Entries from a dataset:
[START]

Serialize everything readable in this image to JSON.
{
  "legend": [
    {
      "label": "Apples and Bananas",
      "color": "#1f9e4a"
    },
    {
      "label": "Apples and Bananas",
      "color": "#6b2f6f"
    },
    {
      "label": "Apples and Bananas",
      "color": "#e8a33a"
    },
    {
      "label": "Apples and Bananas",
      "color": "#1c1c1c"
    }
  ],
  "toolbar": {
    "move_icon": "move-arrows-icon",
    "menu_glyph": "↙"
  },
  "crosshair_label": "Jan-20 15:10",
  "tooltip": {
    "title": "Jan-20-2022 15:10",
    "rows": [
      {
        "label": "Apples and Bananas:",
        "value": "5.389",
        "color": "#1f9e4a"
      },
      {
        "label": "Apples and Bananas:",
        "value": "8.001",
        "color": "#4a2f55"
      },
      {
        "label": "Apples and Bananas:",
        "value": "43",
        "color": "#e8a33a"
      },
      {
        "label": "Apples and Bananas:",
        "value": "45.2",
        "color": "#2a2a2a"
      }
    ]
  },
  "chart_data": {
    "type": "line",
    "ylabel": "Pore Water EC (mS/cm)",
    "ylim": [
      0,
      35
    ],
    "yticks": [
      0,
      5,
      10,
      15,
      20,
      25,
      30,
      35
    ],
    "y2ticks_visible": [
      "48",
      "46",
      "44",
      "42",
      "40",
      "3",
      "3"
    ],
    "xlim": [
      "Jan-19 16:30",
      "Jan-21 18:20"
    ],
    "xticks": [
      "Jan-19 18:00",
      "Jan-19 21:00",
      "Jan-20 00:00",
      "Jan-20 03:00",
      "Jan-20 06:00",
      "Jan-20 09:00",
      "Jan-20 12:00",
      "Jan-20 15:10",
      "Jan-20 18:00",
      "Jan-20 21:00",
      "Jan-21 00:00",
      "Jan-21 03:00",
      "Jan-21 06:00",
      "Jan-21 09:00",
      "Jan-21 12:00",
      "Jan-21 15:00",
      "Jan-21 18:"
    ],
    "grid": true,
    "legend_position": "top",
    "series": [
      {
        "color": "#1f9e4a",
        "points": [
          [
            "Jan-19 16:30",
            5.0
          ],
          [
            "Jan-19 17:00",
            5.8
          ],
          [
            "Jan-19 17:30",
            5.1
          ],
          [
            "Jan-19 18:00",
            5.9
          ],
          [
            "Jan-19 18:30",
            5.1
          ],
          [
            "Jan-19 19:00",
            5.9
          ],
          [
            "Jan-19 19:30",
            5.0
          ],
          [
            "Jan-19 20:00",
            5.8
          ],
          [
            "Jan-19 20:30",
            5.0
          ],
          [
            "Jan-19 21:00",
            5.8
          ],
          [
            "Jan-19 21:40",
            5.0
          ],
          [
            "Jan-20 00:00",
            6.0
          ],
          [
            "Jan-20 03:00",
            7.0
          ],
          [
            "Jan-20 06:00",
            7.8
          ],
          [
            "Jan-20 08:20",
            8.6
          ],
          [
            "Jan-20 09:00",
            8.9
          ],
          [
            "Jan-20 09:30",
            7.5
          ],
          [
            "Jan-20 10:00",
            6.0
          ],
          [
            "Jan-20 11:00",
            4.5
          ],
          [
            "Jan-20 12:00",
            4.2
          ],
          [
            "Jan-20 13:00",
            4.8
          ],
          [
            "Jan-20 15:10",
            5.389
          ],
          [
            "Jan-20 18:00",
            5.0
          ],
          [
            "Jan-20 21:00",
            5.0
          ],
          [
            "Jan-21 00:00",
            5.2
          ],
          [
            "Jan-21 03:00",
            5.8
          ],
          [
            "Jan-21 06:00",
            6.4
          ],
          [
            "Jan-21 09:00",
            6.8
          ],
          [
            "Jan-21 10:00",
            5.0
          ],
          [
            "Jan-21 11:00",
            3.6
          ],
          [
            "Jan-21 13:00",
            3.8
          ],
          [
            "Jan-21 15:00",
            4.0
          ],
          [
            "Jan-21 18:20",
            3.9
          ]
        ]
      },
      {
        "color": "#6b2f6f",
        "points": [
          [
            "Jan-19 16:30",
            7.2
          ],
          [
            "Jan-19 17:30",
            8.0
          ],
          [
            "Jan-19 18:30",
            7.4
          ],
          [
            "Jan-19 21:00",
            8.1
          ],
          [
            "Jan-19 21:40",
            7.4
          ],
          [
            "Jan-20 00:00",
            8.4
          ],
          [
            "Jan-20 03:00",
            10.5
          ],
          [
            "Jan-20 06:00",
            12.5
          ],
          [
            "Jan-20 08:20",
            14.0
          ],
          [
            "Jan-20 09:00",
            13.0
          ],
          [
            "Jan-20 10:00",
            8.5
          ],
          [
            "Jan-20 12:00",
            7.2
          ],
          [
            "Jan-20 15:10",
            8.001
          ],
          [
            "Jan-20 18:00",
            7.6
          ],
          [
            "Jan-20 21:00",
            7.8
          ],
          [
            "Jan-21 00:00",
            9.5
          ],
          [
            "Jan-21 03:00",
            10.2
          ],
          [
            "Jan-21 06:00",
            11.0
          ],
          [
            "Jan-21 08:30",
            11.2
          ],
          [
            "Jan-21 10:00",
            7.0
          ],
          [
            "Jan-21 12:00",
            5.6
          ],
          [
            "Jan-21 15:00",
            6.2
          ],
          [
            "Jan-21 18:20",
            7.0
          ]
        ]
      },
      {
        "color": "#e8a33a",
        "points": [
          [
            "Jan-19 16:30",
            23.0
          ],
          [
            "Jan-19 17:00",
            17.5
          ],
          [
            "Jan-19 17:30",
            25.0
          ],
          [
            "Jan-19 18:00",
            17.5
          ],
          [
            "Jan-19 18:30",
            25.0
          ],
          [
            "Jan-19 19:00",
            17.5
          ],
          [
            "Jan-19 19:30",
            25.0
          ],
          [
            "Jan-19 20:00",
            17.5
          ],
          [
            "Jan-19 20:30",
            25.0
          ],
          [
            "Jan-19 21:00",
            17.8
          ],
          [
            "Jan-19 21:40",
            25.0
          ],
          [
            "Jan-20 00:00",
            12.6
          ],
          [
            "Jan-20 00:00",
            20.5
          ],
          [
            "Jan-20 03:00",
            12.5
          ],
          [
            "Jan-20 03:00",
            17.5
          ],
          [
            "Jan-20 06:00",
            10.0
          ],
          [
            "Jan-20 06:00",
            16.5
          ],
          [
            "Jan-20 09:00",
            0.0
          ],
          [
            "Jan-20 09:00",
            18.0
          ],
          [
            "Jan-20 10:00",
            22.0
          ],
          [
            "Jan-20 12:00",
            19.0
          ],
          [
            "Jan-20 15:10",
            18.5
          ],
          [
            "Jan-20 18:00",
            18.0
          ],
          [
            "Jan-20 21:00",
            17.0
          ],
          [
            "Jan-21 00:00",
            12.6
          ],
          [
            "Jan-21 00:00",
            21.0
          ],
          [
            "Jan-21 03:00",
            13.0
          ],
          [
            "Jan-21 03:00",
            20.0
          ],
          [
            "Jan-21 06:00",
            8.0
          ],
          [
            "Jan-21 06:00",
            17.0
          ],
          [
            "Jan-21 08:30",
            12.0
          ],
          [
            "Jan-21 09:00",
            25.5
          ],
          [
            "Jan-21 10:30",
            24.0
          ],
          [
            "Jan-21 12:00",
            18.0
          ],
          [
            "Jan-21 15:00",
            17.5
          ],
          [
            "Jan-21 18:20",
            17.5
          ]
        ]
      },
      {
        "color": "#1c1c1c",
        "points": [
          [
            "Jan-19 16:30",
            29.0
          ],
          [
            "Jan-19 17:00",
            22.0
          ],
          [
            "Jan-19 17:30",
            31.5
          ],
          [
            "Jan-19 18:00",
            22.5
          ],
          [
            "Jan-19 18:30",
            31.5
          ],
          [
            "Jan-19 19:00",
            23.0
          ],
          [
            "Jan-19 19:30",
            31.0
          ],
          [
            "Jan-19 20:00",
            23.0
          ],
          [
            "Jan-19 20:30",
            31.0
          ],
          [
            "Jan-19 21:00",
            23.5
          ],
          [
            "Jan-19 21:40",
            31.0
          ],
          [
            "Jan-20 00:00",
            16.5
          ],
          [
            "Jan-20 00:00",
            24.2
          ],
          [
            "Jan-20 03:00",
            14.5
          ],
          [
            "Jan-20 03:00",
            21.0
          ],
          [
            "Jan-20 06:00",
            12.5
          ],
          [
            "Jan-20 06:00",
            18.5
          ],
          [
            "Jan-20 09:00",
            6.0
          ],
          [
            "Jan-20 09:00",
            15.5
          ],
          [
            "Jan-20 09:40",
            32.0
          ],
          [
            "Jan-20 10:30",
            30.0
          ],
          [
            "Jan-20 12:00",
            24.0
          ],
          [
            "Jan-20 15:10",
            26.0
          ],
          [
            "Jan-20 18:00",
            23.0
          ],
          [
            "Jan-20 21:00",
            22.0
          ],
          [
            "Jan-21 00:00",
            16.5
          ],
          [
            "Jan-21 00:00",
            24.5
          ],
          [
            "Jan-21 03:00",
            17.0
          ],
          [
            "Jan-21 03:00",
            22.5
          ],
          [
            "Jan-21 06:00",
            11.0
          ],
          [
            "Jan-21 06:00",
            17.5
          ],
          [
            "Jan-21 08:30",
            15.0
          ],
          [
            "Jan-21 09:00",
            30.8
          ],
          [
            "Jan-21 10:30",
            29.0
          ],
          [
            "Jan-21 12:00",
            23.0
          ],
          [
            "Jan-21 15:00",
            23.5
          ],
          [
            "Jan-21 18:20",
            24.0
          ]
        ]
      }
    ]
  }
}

[END]

TASK DIRECTIONS: Work through the listing above and report how many lines include the string "value", with no other text.

IN RESPONSE: 4